Task requirements
What you return should match every record exactly, with the images removed.

★ ★ ★

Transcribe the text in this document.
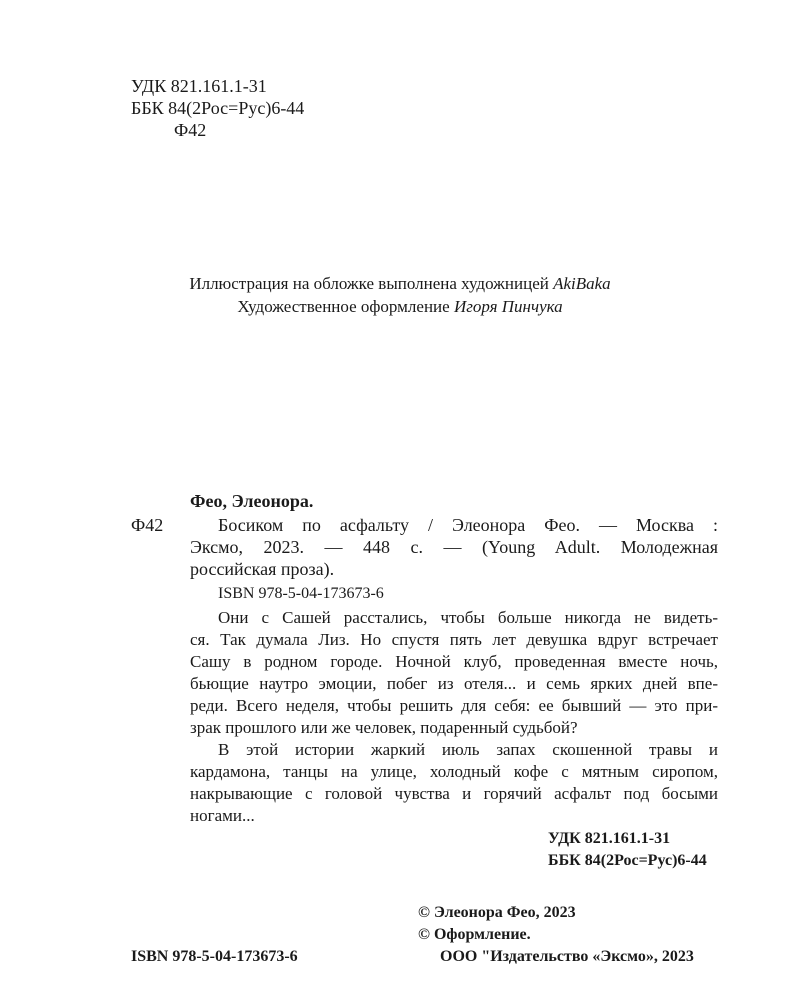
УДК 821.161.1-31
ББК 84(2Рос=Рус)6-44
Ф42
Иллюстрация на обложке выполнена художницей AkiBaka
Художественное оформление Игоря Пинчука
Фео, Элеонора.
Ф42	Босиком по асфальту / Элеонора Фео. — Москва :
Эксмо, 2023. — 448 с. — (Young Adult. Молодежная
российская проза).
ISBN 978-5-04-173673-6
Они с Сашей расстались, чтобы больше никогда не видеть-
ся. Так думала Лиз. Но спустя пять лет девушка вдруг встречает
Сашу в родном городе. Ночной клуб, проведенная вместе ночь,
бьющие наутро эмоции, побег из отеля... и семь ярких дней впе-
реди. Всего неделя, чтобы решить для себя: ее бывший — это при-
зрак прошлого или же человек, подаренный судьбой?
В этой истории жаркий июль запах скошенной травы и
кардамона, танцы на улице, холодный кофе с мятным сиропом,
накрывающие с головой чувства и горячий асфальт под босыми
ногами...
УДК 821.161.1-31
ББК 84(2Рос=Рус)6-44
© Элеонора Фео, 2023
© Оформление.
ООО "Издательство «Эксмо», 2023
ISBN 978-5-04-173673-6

★ ★ ★

Task answer
Transcribe the text in this document.
УДК 821.161.1-31
ББК 84(2Рос=Рус)6-44
Ф42
Иллюстрация на обложке выполнена художницей AkiBaka
Художественное оформление Игоря Пинчука
Фео, Элеонора.
Ф42	Босиком по асфальту / Элеонора Фео. — Москва :
Эксмо, 2023. — 448 с. — (Young Adult. Молодежная
российская проза).
ISBN 978-5-04-173673-6
Они с Сашей расстались, чтобы больше никогда не видеть-
ся. Так думала Лиз. Но спустя пять лет девушка вдруг встречает
Сашу в родном городе. Ночной клуб, проведенная вместе ночь,
бьющие наутро эмоции, побег из отеля... и семь ярких дней впе-
реди. Всего неделя, чтобы решить для себя: ее бывший — это при-
зрак прошлого или же человек, подаренный судьбой?
В этой истории жаркий июль запах скошенной травы и
кардамона, танцы на улице, холодный кофе с мятным сиропом,
накрывающие с головой чувства и горячий асфальт под босыми
ногами...
УДК 821.161.1-31
ББК 84(2Рос=Рус)6-44
© Элеонора Фео, 2023
© Оформление.
ООО "Издательство «Эксмо», 2023
ISBN 978-5-04-173673-6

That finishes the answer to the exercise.